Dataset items
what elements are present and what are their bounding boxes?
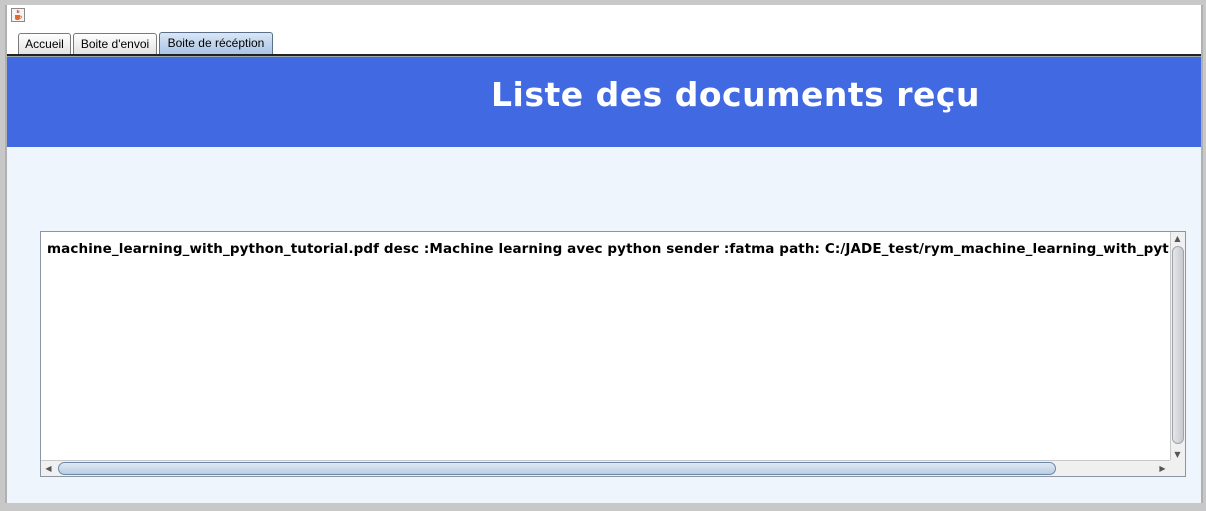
- page-title: Liste des documents reçu: [491, 75, 980, 114]
- header-banner: Liste des documents reçu: [7, 57, 1201, 147]
- vertical-scrollbar[interactable]: ▲ ▼: [1170, 232, 1185, 461]
- tab-boite-reception[interactable]: Boite de récéption: [159, 32, 273, 55]
- app-window: Accueil Boite d'envoi Boite de récéption…: [5, 5, 1203, 503]
- tab-accueil[interactable]: Accueil: [18, 33, 71, 54]
- horizontal-scrollbar[interactable]: ◀ ▶: [41, 460, 1171, 476]
- list-viewport: machine_learning_with_python_tutorial.pd…: [41, 232, 1171, 460]
- vertical-scroll-thumb[interactable]: [1172, 246, 1184, 444]
- scroll-right-icon[interactable]: ▶: [1156, 462, 1169, 475]
- scroll-left-icon[interactable]: ◀: [42, 462, 55, 475]
- java-cup-icon: [11, 8, 25, 22]
- documents-list[interactable]: machine_learning_with_python_tutorial.pd…: [40, 231, 1186, 477]
- horizontal-scroll-thumb[interactable]: [58, 462, 1056, 475]
- list-item[interactable]: machine_learning_with_python_tutorial.pd…: [47, 241, 1171, 257]
- scroll-up-icon[interactable]: ▲: [1171, 232, 1184, 245]
- tab-boite-envoi[interactable]: Boite d'envoi: [73, 33, 157, 54]
- content-panel: machine_learning_with_python_tutorial.pd…: [7, 147, 1201, 503]
- scrollbar-corner: [1170, 460, 1185, 476]
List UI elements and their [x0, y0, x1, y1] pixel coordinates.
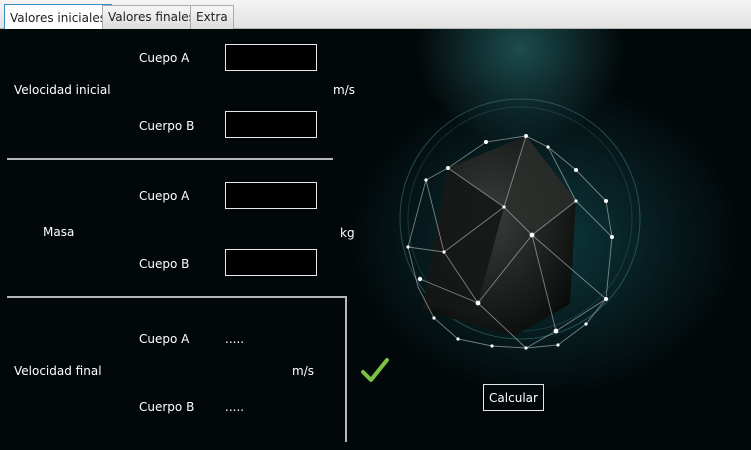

#### Problem description:
Reproduce the listing, substituting "clickable" for every "interactable" and keeping everything else the same. Leave the pictures out.

#### Result of the task:
what elements are present and what are their bounding boxes?
- page-title: Liste des documents reçu: [491, 75, 980, 114]
- header-banner: Liste des documents reçu: [7, 57, 1201, 147]
- vertical-scrollbar[clickable]: ▲ ▼: [1170, 232, 1185, 461]
- tab-boite-reception[clickable]: Boite de récéption: [159, 32, 273, 55]
- app-window: Accueil Boite d'envoi Boite de récéption…: [5, 5, 1203, 503]
- tab-accueil[clickable]: Accueil: [18, 33, 71, 54]
- horizontal-scrollbar[clickable]: ◀ ▶: [41, 460, 1171, 476]
- list-viewport: machine_learning_with_python_tutorial.pd…: [41, 232, 1171, 460]
- vertical-scroll-thumb[clickable]: [1172, 246, 1184, 444]
- scroll-right-icon[clickable]: ▶: [1156, 462, 1169, 475]
- scroll-left-icon[clickable]: ◀: [42, 462, 55, 475]
- java-cup-icon: [11, 8, 25, 22]
- documents-list[clickable]: machine_learning_with_python_tutorial.pd…: [40, 231, 1186, 477]
- horizontal-scroll-thumb[clickable]: [58, 462, 1056, 475]
- list-item[clickable]: machine_learning_with_python_tutorial.pd…: [47, 241, 1171, 257]
- scroll-up-icon[clickable]: ▲: [1171, 232, 1184, 245]
- tab-boite-envoi[clickable]: Boite d'envoi: [73, 33, 157, 54]
- content-panel: machine_learning_with_python_tutorial.pd…: [7, 147, 1201, 503]
- scrollbar-corner: [1170, 460, 1185, 476]
List UI elements and their [x0, y0, x1, y1] pixel coordinates.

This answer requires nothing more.